In the records below, convert the stretch from the line containing "panel-title: 院系教师活跃度: [55, 214, 125, 225]" through the line containing "attendance-row[interactable]: 《翻译技术教程》19届 教师" into a Markdown table with the columns "Row" and "Line", skipping any blank lines.

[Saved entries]

..............................

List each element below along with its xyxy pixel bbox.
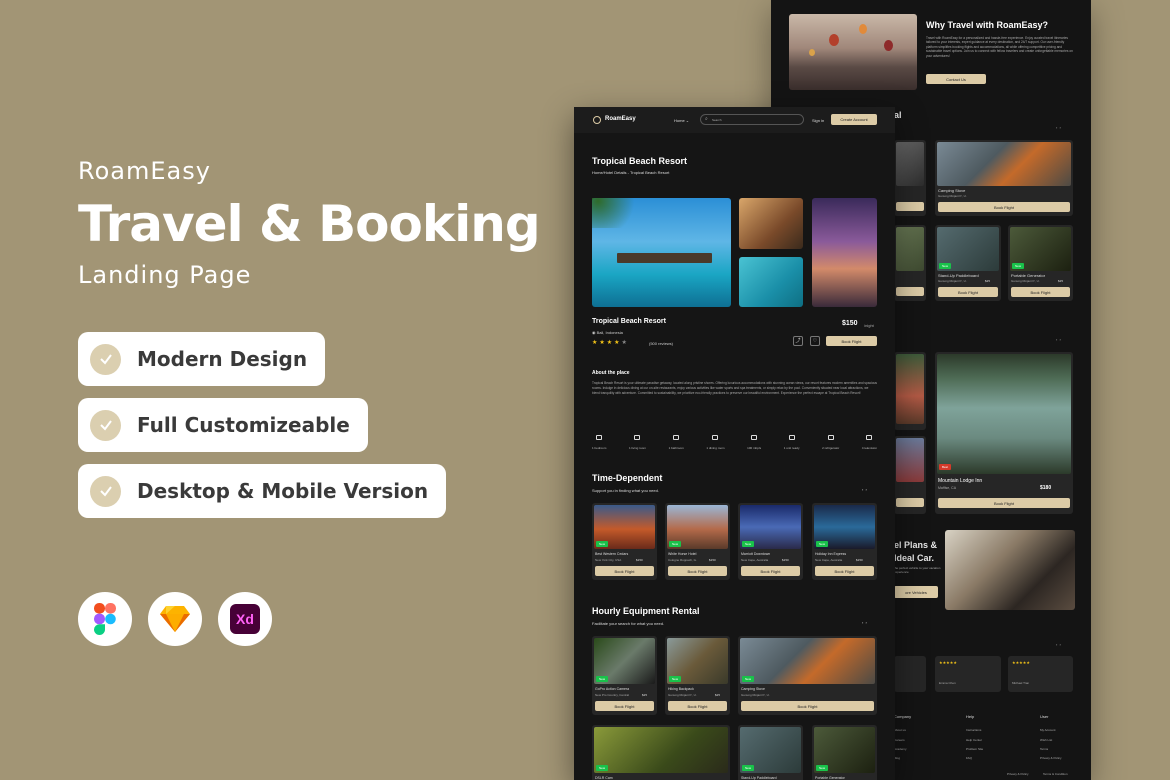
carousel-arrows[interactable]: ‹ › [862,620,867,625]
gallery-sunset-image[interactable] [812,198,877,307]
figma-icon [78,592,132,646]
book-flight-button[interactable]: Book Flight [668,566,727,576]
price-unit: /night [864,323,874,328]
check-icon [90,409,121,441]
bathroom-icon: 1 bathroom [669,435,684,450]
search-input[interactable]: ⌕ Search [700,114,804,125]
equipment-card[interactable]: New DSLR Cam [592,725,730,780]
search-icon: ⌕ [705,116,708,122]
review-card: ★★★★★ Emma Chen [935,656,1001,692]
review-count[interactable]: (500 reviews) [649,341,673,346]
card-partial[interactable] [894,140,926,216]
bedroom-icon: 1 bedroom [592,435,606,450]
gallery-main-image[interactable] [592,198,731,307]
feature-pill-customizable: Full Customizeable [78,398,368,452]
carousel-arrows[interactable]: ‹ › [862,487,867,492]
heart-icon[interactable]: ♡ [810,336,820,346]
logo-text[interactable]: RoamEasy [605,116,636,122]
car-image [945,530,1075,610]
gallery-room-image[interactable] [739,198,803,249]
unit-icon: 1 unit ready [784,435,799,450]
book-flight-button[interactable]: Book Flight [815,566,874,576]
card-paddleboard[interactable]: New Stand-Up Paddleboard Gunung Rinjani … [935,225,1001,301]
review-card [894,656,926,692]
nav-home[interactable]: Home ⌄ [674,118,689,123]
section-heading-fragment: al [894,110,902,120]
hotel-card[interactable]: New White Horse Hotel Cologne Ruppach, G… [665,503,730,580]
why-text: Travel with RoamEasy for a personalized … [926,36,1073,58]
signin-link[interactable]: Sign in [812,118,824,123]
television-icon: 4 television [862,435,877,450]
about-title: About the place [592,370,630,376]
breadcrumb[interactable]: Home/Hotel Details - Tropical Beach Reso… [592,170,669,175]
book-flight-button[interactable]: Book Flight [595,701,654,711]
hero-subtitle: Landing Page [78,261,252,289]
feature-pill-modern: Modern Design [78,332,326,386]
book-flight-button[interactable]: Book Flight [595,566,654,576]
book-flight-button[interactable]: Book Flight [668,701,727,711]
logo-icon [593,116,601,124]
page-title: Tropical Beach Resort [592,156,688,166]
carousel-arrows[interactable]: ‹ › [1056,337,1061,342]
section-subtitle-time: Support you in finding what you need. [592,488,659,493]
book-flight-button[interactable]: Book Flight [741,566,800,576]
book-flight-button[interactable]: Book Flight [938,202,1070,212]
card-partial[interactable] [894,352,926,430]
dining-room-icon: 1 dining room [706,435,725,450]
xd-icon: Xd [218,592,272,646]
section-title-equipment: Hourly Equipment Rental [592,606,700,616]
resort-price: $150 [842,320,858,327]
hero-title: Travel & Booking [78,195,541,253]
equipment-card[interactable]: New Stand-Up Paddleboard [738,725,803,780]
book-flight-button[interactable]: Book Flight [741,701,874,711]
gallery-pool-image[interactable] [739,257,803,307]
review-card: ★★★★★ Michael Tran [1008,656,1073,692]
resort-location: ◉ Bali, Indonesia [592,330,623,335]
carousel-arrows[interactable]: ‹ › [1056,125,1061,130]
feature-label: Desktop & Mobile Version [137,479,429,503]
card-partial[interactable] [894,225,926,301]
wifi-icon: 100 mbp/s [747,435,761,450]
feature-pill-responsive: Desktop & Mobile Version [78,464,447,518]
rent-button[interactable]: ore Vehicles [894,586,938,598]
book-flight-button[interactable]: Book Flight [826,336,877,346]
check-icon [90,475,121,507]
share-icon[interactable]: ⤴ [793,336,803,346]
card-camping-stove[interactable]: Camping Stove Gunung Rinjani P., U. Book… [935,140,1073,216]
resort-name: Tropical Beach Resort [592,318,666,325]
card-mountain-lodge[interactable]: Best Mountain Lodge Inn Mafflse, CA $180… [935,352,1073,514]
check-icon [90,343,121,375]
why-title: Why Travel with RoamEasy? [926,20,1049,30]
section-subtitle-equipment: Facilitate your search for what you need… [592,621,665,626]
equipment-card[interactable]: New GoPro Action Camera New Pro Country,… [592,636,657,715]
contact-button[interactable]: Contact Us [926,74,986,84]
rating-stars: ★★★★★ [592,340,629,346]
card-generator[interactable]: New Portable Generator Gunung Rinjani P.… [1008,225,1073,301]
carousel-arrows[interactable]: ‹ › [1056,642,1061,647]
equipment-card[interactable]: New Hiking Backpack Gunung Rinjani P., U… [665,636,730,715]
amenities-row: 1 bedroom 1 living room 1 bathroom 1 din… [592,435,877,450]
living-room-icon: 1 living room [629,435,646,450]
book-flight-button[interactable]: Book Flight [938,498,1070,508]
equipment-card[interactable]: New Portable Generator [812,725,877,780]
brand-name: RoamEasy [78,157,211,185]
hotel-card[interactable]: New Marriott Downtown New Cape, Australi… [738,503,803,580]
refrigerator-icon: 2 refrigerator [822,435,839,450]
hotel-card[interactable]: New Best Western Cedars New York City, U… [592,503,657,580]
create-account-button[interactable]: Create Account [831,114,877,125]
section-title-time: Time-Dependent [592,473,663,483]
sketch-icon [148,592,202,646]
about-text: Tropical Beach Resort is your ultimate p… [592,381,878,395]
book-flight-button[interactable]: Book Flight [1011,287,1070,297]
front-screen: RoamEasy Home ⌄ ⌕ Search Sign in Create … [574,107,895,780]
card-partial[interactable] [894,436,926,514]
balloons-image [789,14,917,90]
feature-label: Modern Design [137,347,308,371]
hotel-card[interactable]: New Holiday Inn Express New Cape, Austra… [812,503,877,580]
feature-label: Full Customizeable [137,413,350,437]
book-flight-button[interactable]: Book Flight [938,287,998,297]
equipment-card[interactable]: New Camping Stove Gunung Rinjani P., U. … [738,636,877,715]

..............................

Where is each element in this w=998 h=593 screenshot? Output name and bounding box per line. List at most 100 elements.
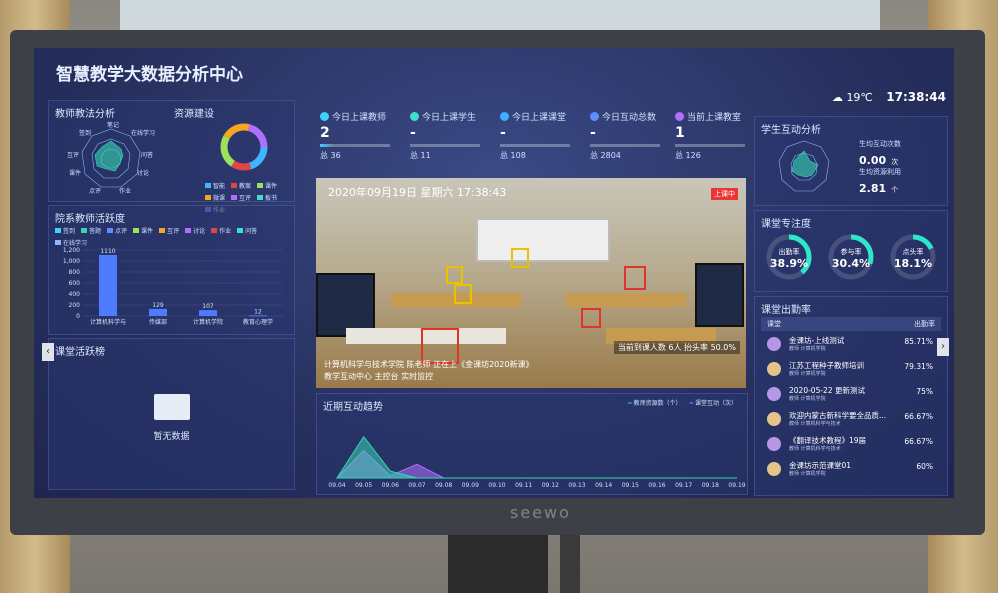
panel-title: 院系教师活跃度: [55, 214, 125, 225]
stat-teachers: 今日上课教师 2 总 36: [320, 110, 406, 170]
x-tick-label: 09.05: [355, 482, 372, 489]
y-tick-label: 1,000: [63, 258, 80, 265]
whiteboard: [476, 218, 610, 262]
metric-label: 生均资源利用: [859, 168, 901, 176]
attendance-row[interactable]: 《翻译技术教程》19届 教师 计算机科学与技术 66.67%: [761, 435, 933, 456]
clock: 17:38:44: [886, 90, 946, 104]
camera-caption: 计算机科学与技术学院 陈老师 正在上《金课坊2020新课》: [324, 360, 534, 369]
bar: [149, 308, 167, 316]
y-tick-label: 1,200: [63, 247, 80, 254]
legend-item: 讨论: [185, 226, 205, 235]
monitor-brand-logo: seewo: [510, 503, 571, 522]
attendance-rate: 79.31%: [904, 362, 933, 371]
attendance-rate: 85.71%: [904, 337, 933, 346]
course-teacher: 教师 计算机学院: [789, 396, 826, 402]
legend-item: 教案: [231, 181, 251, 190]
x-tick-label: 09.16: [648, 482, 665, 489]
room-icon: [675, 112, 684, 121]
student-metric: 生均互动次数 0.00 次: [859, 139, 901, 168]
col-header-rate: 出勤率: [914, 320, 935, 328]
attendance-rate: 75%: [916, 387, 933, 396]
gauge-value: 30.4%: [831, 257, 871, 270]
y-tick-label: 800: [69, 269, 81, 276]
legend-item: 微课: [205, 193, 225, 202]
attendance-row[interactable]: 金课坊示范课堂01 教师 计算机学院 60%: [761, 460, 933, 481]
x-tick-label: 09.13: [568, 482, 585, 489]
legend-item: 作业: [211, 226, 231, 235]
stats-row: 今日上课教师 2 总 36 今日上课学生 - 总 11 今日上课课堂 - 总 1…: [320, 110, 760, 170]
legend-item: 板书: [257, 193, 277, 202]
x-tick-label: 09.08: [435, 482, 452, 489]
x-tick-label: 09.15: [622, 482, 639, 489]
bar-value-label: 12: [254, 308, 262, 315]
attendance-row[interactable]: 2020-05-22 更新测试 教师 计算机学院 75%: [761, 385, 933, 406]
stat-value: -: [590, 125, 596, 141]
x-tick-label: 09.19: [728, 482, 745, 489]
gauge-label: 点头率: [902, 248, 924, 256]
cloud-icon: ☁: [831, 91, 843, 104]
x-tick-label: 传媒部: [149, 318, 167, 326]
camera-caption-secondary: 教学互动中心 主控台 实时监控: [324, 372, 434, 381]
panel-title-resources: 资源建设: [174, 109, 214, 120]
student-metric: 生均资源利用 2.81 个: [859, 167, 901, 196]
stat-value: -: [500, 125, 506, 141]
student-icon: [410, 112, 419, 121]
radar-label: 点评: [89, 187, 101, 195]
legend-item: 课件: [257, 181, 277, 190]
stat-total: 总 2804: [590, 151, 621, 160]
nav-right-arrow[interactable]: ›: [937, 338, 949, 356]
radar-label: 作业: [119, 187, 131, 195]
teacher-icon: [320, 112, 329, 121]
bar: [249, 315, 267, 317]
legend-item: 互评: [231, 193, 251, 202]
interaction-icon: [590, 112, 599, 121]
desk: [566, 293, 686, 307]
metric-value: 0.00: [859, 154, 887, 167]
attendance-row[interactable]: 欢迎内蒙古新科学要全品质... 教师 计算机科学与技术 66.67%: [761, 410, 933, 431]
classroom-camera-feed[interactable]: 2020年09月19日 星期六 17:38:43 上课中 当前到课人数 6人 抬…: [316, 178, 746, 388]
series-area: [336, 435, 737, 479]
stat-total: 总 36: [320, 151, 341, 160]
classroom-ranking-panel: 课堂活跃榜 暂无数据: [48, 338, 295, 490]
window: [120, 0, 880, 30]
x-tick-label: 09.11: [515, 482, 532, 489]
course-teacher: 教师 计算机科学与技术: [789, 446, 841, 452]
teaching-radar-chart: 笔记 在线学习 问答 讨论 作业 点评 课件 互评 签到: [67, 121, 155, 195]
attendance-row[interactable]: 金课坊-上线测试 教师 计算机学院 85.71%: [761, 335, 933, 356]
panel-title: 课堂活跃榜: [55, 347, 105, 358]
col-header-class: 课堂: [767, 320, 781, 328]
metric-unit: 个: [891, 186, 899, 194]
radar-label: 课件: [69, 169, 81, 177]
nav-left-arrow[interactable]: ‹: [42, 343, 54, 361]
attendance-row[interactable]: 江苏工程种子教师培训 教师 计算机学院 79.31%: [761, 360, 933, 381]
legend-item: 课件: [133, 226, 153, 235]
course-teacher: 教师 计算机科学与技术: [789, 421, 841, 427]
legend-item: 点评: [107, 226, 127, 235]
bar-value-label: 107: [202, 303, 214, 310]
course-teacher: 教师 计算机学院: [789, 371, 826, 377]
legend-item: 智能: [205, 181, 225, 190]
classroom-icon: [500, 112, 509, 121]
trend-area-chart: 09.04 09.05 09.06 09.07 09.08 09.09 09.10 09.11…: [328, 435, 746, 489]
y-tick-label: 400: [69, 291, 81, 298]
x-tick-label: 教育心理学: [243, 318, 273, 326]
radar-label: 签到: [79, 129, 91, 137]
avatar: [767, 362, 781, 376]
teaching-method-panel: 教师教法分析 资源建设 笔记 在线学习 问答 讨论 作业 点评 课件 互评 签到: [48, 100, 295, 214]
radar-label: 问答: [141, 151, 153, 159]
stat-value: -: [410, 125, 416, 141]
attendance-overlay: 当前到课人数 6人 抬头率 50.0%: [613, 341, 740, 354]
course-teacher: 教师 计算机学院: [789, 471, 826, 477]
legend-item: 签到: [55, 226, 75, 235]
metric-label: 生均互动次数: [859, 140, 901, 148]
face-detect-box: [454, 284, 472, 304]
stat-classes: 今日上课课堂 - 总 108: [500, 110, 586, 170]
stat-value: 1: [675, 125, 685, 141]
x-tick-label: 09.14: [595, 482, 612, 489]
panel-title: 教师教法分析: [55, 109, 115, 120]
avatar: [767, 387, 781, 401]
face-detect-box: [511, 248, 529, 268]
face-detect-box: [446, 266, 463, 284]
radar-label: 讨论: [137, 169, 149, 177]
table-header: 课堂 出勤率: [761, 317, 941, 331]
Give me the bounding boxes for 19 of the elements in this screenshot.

..............................

• Response to this exercise:
| Row | Line |
|---|---|
| 1 | panel-title: 院系教师活跃度: [55, 214, 125, 225] |
| 2 | stat-teachers: 今日上课教师 2 总 36: [320, 110, 406, 170] |
| 3 | x-tick-label: 09.05: [355, 482, 372, 489] |
| 4 | y-tick-label: 1,000: [63, 258, 80, 265] |
| 5 | whiteboard: [476, 218, 610, 262] |
| 6 | metric-label: 生均资源利用: [859, 168, 901, 176] |
| 7 | attendance-row[interactable]: 《翻译技术教程》19届 教师 计算机科学与技术 66.67%: [761, 435, 933, 456] |